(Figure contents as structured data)
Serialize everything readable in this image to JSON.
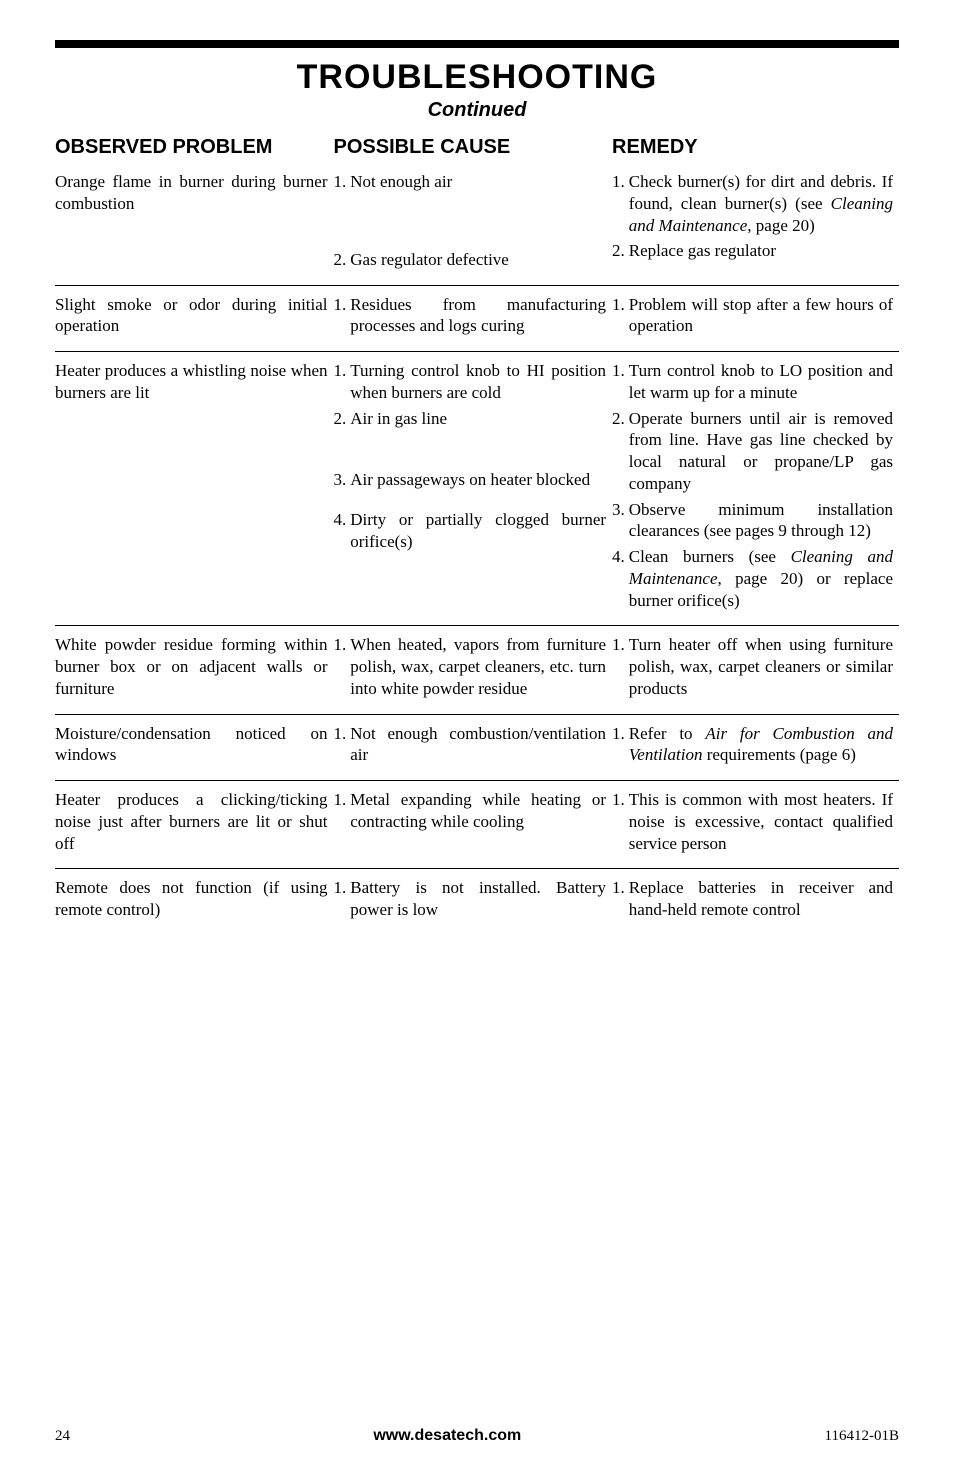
{
  "title": "TROUBLESHOOTING",
  "subtitle": "Continued",
  "headers": {
    "obs": "OBSERVED PROBLEM",
    "cause": "POSSIBLE CAUSE",
    "remedy": "REMEDY"
  },
  "rows": [
    {
      "obs": "Orange flame in burner during burner combustion",
      "causes": [
        {
          "n": "1.",
          "t": "Not enough air"
        },
        {
          "n": "2.",
          "t": "Gas regulator defective"
        }
      ],
      "remedies": [
        {
          "n": "1.",
          "t": "Check burner(s) for dirt and debris. If found, clean burner(s) (see <em>Cleaning and Maintenance</em>, page 20)"
        },
        {
          "n": "2.",
          "t": "Replace gas regulator"
        }
      ]
    },
    {
      "obs": "Slight smoke or odor during initial operation",
      "causes": [
        {
          "n": "1.",
          "t": "Residues from manufacturing processes and logs curing"
        }
      ],
      "remedies": [
        {
          "n": "1.",
          "t": "Problem will stop after a few hours of operation"
        }
      ]
    },
    {
      "obs": "Heater produces a whistling noise when burners are lit",
      "causes": [
        {
          "n": "1.",
          "t": "Turning control knob to HI position when burners are cold"
        },
        {
          "n": "2.",
          "t": "Air in gas line"
        },
        {
          "n": "3.",
          "t": "Air passageways on heater blocked"
        },
        {
          "n": "4.",
          "t": "Dirty or partially clogged burner orifice(s)"
        }
      ],
      "remedies": [
        {
          "n": "1.",
          "t": "Turn control knob to LO position and let warm up for a minute"
        },
        {
          "n": "2.",
          "t": "Operate burners until air is removed from line. Have gas line checked by local natural or propane/LP gas company"
        },
        {
          "n": "3.",
          "t": "Observe minimum instal­lation clearances (see pages 9 through 12)"
        },
        {
          "n": "4.",
          "t": "Clean burners (see <em>Cleaning and Maintenance</em>, page 20) or replace burner orifice(s)"
        }
      ]
    },
    {
      "obs": "White powder residue forming within burner box or on adjacent walls or furniture",
      "causes": [
        {
          "n": "1.",
          "t": "When heated, vapors from furniture polish, wax, carpet cleaners, etc. turn into white powder residue"
        }
      ],
      "remedies": [
        {
          "n": "1.",
          "t": "Turn heater off when using furniture polish, wax, carpet cleaners or similar products"
        }
      ]
    },
    {
      "obs": "Moisture/condensation noticed on windows",
      "causes": [
        {
          "n": "1.",
          "t": "Not enough combustion/venti­lation air"
        }
      ],
      "remedies": [
        {
          "n": "1.",
          "t": "Refer to <em>Air for Combustion and Ventilation</em> requirements (page 6)"
        }
      ]
    },
    {
      "obs": "Heater produces a clicking/tick­ing noise just after burners are lit or shut off",
      "causes": [
        {
          "n": "1.",
          "t": "Metal expanding while heating or contracting while cooling"
        }
      ],
      "remedies": [
        {
          "n": "1.",
          "t": "This is common with most heat­ers. If noise is excessive, contact qualified service person"
        }
      ]
    },
    {
      "obs": "Remote does not function (if using remote control)",
      "causes": [
        {
          "n": "1.",
          "t": "Battery is not installed. Bat­tery power is low"
        }
      ],
      "remedies": [
        {
          "n": "1.",
          "t": "Replace batteries in receiver and hand-held remote control"
        }
      ]
    }
  ],
  "footer": {
    "page": "24",
    "url": "www.desatech.com",
    "doc": "116412-01B"
  },
  "spacing": {
    "row0_cause_gap_after_0": "56px",
    "row2_cause_gap_after_1": "40px",
    "row2_cause_gap_after_2": "18px"
  }
}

▶ _INSTRUCTION_: Copy, from the material, each line that holds the string "knob".

▶ _THE RESULT_:
          "t": "Turning control knob to HI position when burners are cold"
          "t": "Turn control knob to LO position and let warm up for a minute"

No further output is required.